OBJECTIVE:
Your answer should be a single number: the count of lines holding the word "Show".

[Recorded data]

>> Begin

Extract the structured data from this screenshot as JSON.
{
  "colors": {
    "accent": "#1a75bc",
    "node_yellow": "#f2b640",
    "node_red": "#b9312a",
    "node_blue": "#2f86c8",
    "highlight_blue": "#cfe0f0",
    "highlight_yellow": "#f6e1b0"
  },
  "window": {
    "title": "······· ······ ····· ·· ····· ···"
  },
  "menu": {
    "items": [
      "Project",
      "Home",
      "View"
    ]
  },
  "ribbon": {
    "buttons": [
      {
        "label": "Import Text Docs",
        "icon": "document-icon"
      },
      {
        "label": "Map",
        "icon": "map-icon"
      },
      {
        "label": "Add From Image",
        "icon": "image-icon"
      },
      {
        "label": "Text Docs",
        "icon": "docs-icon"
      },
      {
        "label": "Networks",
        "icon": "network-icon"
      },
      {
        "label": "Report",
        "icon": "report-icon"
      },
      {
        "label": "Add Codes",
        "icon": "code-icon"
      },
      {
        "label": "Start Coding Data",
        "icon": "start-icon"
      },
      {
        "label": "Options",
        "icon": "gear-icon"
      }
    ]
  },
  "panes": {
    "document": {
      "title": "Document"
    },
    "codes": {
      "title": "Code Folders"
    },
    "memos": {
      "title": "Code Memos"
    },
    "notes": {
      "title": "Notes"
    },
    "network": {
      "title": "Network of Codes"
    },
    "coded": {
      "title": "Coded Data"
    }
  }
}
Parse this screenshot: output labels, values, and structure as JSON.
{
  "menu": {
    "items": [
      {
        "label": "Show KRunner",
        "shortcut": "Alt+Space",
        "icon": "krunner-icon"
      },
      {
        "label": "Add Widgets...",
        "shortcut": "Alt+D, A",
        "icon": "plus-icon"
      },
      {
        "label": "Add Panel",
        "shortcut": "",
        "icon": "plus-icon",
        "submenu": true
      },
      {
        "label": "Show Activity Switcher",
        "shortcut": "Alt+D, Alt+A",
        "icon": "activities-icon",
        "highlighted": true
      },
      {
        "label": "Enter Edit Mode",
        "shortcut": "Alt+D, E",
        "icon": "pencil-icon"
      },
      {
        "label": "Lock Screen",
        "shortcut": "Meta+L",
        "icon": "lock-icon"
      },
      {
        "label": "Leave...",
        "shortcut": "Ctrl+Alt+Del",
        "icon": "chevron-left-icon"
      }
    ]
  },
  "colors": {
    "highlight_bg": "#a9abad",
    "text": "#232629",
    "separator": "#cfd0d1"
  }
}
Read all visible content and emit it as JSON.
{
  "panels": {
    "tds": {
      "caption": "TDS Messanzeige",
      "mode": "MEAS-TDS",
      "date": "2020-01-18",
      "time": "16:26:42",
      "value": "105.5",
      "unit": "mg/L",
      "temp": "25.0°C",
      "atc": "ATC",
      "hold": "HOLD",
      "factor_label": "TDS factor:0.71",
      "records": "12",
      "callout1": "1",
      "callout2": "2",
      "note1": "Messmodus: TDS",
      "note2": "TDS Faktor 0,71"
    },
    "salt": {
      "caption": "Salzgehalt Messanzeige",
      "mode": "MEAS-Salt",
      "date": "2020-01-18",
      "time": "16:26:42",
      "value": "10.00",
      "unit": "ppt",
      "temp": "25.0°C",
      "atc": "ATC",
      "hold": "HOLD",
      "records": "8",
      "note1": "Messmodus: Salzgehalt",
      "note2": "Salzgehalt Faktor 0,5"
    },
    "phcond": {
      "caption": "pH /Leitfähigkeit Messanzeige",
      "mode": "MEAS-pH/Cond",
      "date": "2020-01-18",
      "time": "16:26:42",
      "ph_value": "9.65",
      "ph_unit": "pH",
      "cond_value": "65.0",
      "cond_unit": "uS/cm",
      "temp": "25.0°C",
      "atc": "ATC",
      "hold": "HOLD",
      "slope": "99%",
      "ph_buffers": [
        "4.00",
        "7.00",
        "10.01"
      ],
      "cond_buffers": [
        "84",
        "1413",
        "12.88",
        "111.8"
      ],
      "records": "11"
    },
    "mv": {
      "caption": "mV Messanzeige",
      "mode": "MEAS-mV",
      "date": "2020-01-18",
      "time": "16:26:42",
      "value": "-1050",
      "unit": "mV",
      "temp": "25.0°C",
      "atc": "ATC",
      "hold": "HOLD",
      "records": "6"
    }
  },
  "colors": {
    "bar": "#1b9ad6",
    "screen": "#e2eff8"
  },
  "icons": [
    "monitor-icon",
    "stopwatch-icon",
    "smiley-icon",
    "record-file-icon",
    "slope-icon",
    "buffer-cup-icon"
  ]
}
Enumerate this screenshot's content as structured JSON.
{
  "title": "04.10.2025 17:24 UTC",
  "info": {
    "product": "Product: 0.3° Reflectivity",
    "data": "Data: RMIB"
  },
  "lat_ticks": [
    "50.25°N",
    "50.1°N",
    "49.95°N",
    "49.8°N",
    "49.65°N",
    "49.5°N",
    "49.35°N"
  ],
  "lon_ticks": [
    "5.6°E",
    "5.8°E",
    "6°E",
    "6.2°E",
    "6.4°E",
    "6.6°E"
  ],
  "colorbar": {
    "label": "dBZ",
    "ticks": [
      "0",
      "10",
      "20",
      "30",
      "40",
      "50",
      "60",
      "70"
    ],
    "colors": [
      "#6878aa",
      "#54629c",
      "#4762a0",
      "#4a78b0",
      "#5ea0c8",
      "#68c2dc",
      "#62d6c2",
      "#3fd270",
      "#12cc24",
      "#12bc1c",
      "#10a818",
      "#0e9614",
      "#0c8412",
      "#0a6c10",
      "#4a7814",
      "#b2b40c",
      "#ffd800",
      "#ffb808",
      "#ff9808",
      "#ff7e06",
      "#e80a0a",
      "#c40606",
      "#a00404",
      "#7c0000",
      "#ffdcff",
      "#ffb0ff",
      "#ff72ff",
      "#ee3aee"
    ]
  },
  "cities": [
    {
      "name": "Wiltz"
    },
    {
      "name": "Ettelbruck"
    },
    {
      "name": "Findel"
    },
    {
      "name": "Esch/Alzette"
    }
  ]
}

>> End

TASK SOLUTION:
2